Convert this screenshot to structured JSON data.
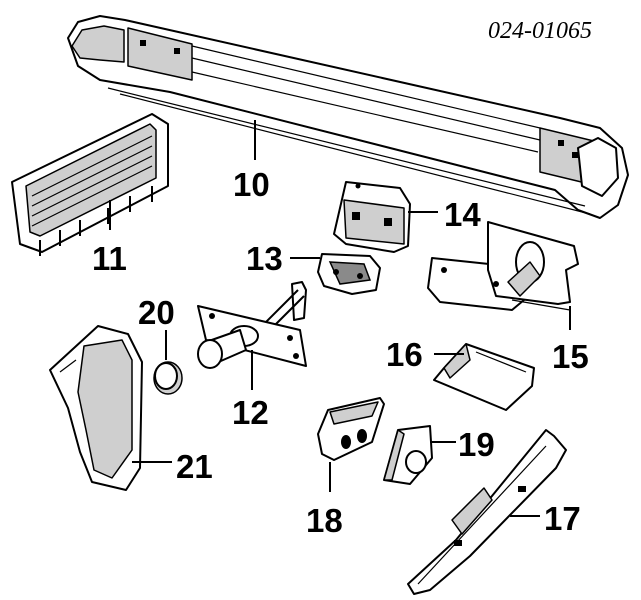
{
  "catalog_number": "024-01065",
  "callouts": {
    "c10": "10",
    "c11": "11",
    "c12": "12",
    "c13": "13",
    "c14": "14",
    "c15": "15",
    "c16": "16",
    "c17": "17",
    "c18": "18",
    "c19": "19",
    "c20": "20",
    "c21": "21"
  }
}
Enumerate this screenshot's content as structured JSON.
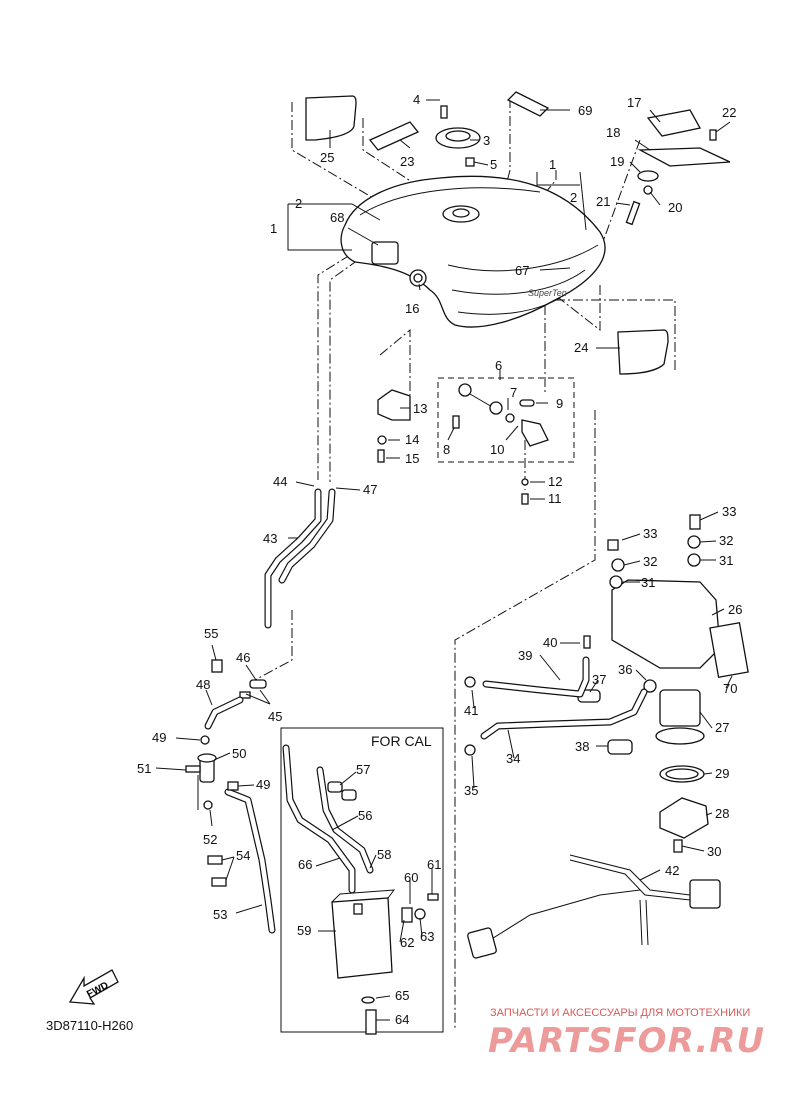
{
  "diagram_code": "3D87110-H260",
  "inset_title": "FOR CAL",
  "fwd_label": "FWD",
  "watermark": {
    "caption": "ЗАПЧАСТИ И АКСЕССУАРЫ ДЛЯ МОТОТЕХНИКИ",
    "logo_text": "PARTSFOR.RU"
  },
  "callouts": {
    "c1a": "1",
    "c1b": "1",
    "c2a": "2",
    "c2b": "2",
    "c3": "3",
    "c4": "4",
    "c5": "5",
    "c6": "6",
    "c7": "7",
    "c8": "8",
    "c9": "9",
    "c10": "10",
    "c11": "11",
    "c12": "12",
    "c13": "13",
    "c14": "14",
    "c15": "15",
    "c16": "16",
    "c17": "17",
    "c18": "18",
    "c19": "19",
    "c20": "20",
    "c21": "21",
    "c22": "22",
    "c23": "23",
    "c24": "24",
    "c25": "25",
    "c26": "26",
    "c27": "27",
    "c28": "28",
    "c29": "29",
    "c30": "30",
    "c31a": "31",
    "c31b": "31",
    "c32a": "32",
    "c32b": "32",
    "c33a": "33",
    "c33b": "33",
    "c34": "34",
    "c35": "35",
    "c36": "36",
    "c37": "37",
    "c38": "38",
    "c39": "39",
    "c40": "40",
    "c41": "41",
    "c42": "42",
    "c43": "43",
    "c44": "44",
    "c45": "45",
    "c46": "46",
    "c47": "47",
    "c48": "48",
    "c49a": "49",
    "c49b": "49",
    "c50": "50",
    "c51": "51",
    "c52": "52",
    "c53": "53",
    "c54": "54",
    "c55": "55",
    "c56": "56",
    "c57": "57",
    "c58": "58",
    "c59": "59",
    "c60": "60",
    "c61": "61",
    "c62": "62",
    "c63": "63",
    "c64": "64",
    "c65": "65",
    "c66": "66",
    "c67": "67",
    "c68": "68",
    "c69": "69",
    "c70": "70"
  }
}
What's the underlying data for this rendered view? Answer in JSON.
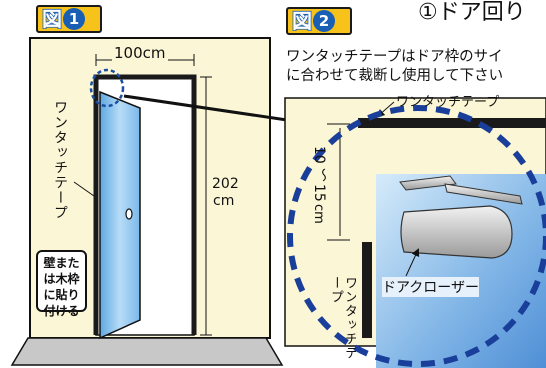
{
  "fig1": {
    "badge": "図",
    "number": "1"
  },
  "fig2": {
    "badge": "図",
    "number": "2"
  },
  "top_heading": "①ドア回り",
  "fig1_labels": {
    "width": "100cm",
    "height_value": "202",
    "height_unit": "cm",
    "tape_label": "ワンタッチテープ",
    "callout": "壁または木枠に貼り付ける"
  },
  "fig2_labels": {
    "instruction_line1": "ワンタッチテープはドア枠のサイ",
    "instruction_line2": "に合わせて裁断し使用して下さい",
    "tape_top": "ワンタッチテープ",
    "gap_top": "10",
    "gap_sep": "～",
    "gap_bottom": "15",
    "gap_unit": "cm",
    "closer": "ドアクローザー",
    "tape_side": "ワンタッチテープ"
  },
  "colors": {
    "wall": "#fbf6d6",
    "door": "#8ec3ec",
    "badge": "#f7c21a",
    "accent_blue": "#1a4fa3",
    "tape": "#1a1a1a"
  }
}
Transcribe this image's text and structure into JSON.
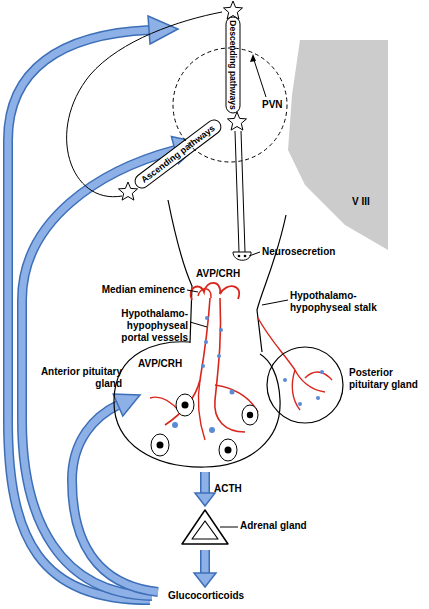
{
  "diagram": {
    "nodes": [
      {
        "text": [
          "PVN"
        ]
      },
      {
        "text": [
          "AVP/CRH",
          "Anterior pituitary gland"
        ]
      },
      {
        "text": [
          "Posterior pituitary gland"
        ]
      },
      {
        "text": [
          "Adrenal gland"
        ]
      }
    ],
    "edges": [
      {
        "from": 1,
        "to": 3,
        "arrow": "to",
        "label": "ACTH"
      }
    ],
    "labels": [
      "V III",
      "Descending pathways",
      "Ascending pathways",
      "Neurosecretion",
      "AVP/CRH",
      "Median eminence",
      "Hypothalamo-hypophyseal portal vessels",
      "Hypothalamo-hypophyseal stalk",
      "Glucocorticoids"
    ]
  }
}
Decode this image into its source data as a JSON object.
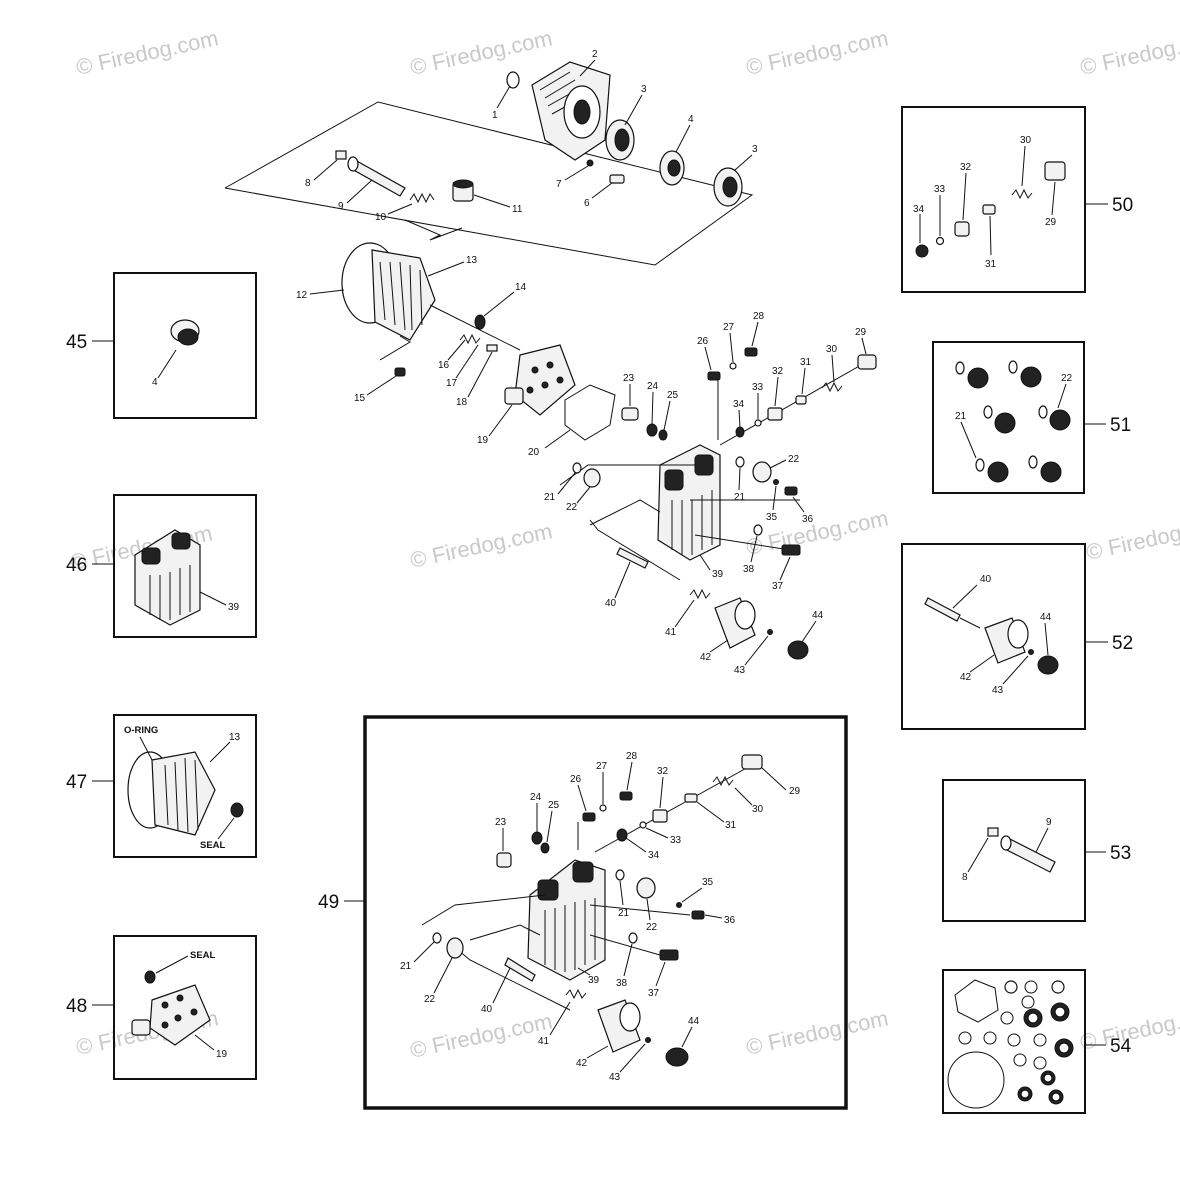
{
  "watermark": "© Firedog.com",
  "callouts": {
    "c1": "1",
    "c2": "2",
    "c3a": "3",
    "c3b": "3",
    "c4": "4",
    "c6": "6",
    "c7": "7",
    "c8": "8",
    "c9": "9",
    "c10": "10",
    "c11": "11",
    "c12": "12",
    "c13": "13",
    "c14": "14",
    "c15": "15",
    "c16": "16",
    "c17": "17",
    "c18": "18",
    "c19": "19",
    "c20": "20",
    "c21a": "21",
    "c22a": "22",
    "c23": "23",
    "c24": "24",
    "c25": "25",
    "c26": "26",
    "c27": "27",
    "c28": "28",
    "c29": "29",
    "c30": "30",
    "c31": "31",
    "c32": "32",
    "c33": "33",
    "c34": "34",
    "c21b": "21",
    "c22b": "22",
    "c35": "35",
    "c36": "36",
    "c37": "37",
    "c38": "38",
    "c39": "39",
    "c40": "40",
    "c41": "41",
    "c42": "42",
    "c43": "43",
    "c44": "44"
  },
  "kits": {
    "k45": "45",
    "k46": "46",
    "k47": "47",
    "k48": "48",
    "k49": "49",
    "k50": "50",
    "k51": "51",
    "k52": "52",
    "k53": "53",
    "k54": "54"
  },
  "box45": {
    "c4": "4"
  },
  "box46": {
    "c39": "39"
  },
  "box47": {
    "oring": "O-RING",
    "c13": "13",
    "seal": "SEAL"
  },
  "box48": {
    "seal": "SEAL",
    "c19": "19"
  },
  "box49": {
    "c23": "23",
    "c24": "24",
    "c25": "25",
    "c26": "26",
    "c27": "27",
    "c28": "28",
    "c32": "32",
    "c29": "29",
    "c30": "30",
    "c31": "31",
    "c33": "33",
    "c34": "34",
    "c35": "35",
    "c36": "36",
    "c21a": "21",
    "c22a": "22",
    "c21b": "21",
    "c22b": "22",
    "c38": "38",
    "c37": "37",
    "c39": "39",
    "c40": "40",
    "c41": "41",
    "c42": "42",
    "c43": "43",
    "c44": "44"
  },
  "box50": {
    "c30": "30",
    "c32": "32",
    "c33": "33",
    "c34": "34",
    "c29": "29",
    "c31": "31"
  },
  "box51": {
    "c22": "22",
    "c21": "21"
  },
  "box52": {
    "c40": "40",
    "c44": "44",
    "c42": "42",
    "c43": "43"
  },
  "box53": {
    "c9": "9",
    "c8": "8"
  }
}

- Work required -
From the data, list each line in which the string "image" appears.

- Solution to the problem -
Transcribe this image's text and structure into JSON.
Decode this image into its source data as a JSON object.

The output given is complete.